» **Task statement**:
Identify and pull out each line of the entries in which "JSON" occurs.

A block of data:

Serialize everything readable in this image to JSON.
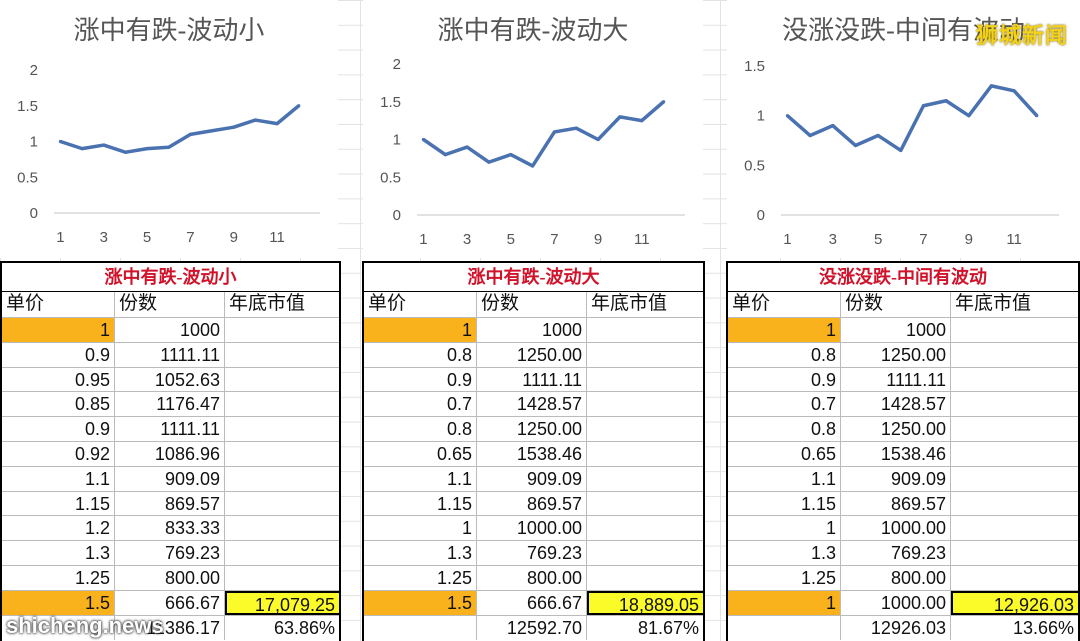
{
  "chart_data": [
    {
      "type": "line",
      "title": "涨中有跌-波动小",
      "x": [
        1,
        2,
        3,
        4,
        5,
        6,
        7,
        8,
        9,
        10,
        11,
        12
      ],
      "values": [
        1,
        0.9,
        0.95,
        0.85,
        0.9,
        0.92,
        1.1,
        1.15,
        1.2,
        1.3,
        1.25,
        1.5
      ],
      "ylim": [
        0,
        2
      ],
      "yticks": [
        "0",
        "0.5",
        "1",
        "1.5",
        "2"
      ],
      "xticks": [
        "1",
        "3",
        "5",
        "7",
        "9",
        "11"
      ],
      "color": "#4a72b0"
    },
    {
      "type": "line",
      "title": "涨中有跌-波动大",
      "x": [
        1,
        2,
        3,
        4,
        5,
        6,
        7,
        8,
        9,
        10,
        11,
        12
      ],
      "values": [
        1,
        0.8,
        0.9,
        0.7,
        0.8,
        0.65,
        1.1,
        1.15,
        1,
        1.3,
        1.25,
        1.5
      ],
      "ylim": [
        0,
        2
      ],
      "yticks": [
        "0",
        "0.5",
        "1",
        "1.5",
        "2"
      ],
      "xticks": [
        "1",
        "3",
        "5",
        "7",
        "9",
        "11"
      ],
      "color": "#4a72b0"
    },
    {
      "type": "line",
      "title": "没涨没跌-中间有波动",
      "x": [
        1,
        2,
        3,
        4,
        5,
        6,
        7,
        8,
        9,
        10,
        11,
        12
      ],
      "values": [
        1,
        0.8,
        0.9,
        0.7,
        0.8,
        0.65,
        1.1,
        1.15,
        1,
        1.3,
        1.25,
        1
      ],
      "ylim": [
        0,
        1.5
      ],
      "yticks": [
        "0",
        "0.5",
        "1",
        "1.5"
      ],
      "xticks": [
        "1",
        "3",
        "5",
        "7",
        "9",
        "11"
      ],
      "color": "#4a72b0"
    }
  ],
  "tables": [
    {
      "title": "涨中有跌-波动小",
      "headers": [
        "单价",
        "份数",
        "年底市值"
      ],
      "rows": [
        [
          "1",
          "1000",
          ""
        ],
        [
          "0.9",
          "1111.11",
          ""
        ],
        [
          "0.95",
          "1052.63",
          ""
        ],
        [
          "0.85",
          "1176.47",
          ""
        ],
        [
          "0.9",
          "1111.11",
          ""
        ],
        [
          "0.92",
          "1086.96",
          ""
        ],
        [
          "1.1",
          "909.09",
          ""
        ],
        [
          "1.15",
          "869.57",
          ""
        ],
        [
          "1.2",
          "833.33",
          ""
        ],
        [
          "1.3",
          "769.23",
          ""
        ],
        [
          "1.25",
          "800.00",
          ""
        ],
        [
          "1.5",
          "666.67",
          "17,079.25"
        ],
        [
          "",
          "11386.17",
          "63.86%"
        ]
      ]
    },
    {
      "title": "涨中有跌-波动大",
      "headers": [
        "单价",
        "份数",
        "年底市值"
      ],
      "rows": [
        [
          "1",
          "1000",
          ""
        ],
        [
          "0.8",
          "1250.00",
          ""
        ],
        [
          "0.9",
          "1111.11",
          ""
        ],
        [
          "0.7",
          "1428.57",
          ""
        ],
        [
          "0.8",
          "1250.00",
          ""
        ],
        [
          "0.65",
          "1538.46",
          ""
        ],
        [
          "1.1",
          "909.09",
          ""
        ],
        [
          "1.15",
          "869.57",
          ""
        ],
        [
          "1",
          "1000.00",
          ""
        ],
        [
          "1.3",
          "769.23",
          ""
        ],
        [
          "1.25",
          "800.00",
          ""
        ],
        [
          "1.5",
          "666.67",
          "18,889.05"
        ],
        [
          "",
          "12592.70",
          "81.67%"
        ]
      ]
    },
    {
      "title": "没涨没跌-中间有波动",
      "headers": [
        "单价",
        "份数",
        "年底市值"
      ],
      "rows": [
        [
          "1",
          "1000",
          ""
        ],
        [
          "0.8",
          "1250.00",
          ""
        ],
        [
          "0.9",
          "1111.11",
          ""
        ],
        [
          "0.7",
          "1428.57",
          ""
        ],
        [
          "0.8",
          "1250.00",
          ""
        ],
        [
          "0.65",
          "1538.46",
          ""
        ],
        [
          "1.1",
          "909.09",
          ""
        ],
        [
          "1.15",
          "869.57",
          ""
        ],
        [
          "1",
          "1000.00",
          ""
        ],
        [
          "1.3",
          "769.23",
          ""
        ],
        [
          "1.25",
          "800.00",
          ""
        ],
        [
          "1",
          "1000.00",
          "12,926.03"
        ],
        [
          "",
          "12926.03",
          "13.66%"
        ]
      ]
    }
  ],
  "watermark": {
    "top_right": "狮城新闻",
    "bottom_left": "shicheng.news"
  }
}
---
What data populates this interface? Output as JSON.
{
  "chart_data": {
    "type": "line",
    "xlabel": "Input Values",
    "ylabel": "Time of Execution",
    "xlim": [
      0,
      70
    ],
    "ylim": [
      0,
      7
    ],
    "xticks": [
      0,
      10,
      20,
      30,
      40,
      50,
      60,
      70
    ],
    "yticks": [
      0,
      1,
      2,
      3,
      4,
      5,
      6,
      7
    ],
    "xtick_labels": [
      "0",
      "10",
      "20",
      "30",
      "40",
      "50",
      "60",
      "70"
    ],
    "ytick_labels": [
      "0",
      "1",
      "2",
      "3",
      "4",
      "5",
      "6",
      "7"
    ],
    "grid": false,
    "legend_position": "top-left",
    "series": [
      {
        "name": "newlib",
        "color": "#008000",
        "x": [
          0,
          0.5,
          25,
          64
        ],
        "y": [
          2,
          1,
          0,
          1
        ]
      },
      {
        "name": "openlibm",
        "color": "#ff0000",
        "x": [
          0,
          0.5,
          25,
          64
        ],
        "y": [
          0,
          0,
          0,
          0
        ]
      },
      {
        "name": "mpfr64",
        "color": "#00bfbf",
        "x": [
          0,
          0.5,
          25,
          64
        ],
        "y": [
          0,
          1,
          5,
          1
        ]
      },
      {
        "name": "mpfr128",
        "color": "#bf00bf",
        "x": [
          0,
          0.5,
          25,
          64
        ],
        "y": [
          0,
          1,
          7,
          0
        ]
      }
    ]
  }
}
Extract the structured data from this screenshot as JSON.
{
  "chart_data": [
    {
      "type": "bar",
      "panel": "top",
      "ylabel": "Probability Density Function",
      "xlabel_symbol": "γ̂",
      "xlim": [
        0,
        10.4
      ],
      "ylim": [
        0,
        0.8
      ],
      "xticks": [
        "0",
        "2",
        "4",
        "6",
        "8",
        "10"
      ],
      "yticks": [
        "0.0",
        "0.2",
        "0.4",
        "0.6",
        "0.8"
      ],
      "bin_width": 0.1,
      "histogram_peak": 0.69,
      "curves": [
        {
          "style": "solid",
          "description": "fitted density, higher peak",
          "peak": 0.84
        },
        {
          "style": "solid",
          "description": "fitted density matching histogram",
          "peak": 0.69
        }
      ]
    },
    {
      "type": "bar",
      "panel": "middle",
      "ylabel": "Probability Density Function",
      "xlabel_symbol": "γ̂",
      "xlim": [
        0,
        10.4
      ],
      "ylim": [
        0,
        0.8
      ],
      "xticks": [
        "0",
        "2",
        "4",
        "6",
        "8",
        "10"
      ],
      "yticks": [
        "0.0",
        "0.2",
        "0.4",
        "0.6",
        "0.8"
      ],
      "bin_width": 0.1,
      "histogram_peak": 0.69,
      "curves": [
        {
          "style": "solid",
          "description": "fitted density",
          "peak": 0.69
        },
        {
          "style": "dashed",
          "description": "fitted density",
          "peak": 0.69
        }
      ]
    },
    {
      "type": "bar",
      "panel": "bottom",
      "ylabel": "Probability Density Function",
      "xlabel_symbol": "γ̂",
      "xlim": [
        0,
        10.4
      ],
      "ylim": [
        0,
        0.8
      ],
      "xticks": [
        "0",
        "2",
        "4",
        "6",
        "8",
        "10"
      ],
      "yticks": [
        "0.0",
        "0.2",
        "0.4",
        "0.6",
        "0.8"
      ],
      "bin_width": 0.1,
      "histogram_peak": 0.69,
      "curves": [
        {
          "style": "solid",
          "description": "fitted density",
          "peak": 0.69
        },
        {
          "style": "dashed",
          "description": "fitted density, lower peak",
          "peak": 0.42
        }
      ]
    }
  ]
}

» **Output of the task**:
Serialize everything readable in this image to JSON.
What data populates this interface? Output as JSON.
Extract the structured data from this screenshot as JSON.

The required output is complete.